Document extract -
== Segment start ==

Polymorph provides a dead simple interface for providing some limited functionality for polymorphic has_many :through relations. Why would we use this?
Say we have a schema like this:
class Discussion
has_many :comments
end
class Comment
belongs_to :discussion
belongs_to :participant, polymorphic: true
end
class User
belongs_to :comment, as: :participant
end
class Robot
belongs_to :comment, as: :participant
end
Sure would be cool here to call discussion.participants
, and get back an ActiveRecord::Relation
that we could play with, which had both Users and Robots in it. But, if we try this in rails:
ActiveRecord::HasManyThroughAssociationPolymorphicSourceError: Cannot have a has_many :through association
(ಠ_ಠ)

== Segment end ==

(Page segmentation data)
== Segment start ==

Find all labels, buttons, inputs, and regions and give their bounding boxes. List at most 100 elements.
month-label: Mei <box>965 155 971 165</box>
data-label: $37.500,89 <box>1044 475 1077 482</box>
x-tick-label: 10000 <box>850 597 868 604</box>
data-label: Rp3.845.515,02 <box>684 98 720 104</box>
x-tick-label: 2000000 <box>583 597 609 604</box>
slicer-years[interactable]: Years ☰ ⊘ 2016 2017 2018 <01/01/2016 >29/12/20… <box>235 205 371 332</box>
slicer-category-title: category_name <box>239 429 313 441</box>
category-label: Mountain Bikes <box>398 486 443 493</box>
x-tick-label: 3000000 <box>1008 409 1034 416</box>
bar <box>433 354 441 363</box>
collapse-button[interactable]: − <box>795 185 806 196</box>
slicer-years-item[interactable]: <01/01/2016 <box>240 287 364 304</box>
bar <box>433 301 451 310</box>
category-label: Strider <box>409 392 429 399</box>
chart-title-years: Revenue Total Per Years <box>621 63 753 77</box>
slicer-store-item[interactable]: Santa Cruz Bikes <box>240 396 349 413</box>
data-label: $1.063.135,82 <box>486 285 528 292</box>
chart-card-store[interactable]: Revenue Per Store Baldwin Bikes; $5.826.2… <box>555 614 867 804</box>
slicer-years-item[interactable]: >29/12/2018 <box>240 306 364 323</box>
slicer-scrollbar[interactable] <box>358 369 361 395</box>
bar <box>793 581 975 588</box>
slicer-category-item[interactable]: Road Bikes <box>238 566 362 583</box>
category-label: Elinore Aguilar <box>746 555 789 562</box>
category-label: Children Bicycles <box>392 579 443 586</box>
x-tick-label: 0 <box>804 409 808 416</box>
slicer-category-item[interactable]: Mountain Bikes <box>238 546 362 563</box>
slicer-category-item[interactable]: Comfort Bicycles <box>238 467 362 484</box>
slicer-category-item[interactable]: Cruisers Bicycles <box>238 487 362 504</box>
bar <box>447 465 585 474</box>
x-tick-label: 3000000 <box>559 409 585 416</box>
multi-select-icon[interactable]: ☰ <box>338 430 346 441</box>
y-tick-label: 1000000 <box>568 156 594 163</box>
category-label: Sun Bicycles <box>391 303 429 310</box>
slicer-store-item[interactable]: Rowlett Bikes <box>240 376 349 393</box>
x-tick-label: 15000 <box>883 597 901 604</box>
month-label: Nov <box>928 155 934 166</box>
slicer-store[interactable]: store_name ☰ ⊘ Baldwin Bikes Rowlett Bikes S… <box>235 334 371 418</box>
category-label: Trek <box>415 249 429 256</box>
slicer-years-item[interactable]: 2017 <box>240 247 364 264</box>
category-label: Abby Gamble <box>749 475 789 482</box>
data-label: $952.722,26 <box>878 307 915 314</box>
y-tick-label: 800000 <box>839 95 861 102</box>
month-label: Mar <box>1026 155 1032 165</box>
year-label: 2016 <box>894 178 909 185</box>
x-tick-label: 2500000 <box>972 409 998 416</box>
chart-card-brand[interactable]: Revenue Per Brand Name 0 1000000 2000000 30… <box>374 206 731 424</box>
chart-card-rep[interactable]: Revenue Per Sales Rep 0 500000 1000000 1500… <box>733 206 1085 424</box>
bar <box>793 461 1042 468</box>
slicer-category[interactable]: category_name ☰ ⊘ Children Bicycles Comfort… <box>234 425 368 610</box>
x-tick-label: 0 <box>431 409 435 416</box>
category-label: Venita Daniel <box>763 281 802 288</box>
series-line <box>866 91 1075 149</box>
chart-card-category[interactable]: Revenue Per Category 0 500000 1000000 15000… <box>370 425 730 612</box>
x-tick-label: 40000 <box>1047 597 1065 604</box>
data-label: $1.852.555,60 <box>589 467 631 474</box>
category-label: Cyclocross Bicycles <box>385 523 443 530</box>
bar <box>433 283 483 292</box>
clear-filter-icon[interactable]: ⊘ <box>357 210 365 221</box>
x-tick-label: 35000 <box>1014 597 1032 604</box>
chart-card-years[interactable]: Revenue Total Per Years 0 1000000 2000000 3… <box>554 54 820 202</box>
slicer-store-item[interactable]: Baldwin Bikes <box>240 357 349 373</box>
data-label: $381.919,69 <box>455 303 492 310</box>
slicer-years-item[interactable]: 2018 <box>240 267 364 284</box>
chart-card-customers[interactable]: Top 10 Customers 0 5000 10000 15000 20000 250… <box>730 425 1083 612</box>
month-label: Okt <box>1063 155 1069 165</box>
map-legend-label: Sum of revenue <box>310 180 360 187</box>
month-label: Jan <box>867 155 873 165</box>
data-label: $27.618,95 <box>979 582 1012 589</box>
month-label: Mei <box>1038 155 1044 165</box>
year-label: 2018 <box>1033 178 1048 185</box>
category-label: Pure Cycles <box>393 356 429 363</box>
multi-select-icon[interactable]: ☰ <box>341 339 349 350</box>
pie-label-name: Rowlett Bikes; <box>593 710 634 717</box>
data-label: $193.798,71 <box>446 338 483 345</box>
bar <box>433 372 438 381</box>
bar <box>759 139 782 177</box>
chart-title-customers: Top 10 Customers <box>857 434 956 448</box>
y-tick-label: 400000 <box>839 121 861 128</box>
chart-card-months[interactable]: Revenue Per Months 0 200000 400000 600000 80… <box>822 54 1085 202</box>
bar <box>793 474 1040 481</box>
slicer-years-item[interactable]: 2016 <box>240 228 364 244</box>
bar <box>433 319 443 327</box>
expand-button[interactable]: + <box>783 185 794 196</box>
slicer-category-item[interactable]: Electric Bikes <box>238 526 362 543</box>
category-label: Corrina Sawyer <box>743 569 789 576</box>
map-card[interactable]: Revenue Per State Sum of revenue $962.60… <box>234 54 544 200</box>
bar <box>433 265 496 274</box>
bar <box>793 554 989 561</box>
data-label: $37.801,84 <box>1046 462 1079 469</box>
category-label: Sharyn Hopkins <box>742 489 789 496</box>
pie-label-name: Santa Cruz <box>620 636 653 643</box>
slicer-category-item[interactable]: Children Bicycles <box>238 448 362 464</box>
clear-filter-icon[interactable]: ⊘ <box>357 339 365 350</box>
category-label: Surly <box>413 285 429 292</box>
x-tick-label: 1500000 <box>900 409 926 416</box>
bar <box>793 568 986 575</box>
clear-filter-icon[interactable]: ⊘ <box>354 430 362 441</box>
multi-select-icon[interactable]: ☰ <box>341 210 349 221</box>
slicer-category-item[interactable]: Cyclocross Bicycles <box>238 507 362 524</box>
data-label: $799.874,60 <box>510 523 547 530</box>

== Segment end ==

Task set -
1 - In the Polymorph description, which Rails error results from trying the polymorphic has_many :through relation?
2 - Carry on with the Polymorph description, picking up right after its last line.

Numbered answers -
1 - ActiveRecord::HasManyThroughAssociationPolymorphicSourceError

2 -
But with Polymorph, we can write a line of code like this:
polymorph :participants, through: :comments, source_types: [:users, :robots], fields: [:id, :name]
And get a polymorphic ActiveRecord::Relation
back:
#<ActiveRecord::AssociationRelation [
#<User id: 1, name: "Fry">,
#<User id: 2, name: "Leela">,
#<Robot id: 1, name: "Bender">
]>
This means we can do some quite cool things we weren't able to before, like:
# get the names of all participants
discussion.participants.pluck(:name)
# count the number of participants
discussion.participants.count
# notify all discussion participants
discussion.participants.map(&:notify!)
# or generally any other nice duck-typed OO operations you'd care to name
discussion.participants.each { |p| DiscussionMailer.announce(p) if p.wants_emails? }
Add this line to your application's Gemfile:
gem 'activerecord-polymorph'
And then execute:
$ bundle
Or install it yourself as:
$ gem install polymorph
Polymorph does one thing and one thing only, and that is define the polymorph
method on ActiveRecord::Base
.
Available options:
- through: (required) The name of the relation you'd like to construct
- source_types: (required) A list of classes that could be returned by this polymorphic relationship
- fields: (optional, default: [:id]) A list of fields the polymorphic classes have in common (these are also the fields which you can do 'where' queries on)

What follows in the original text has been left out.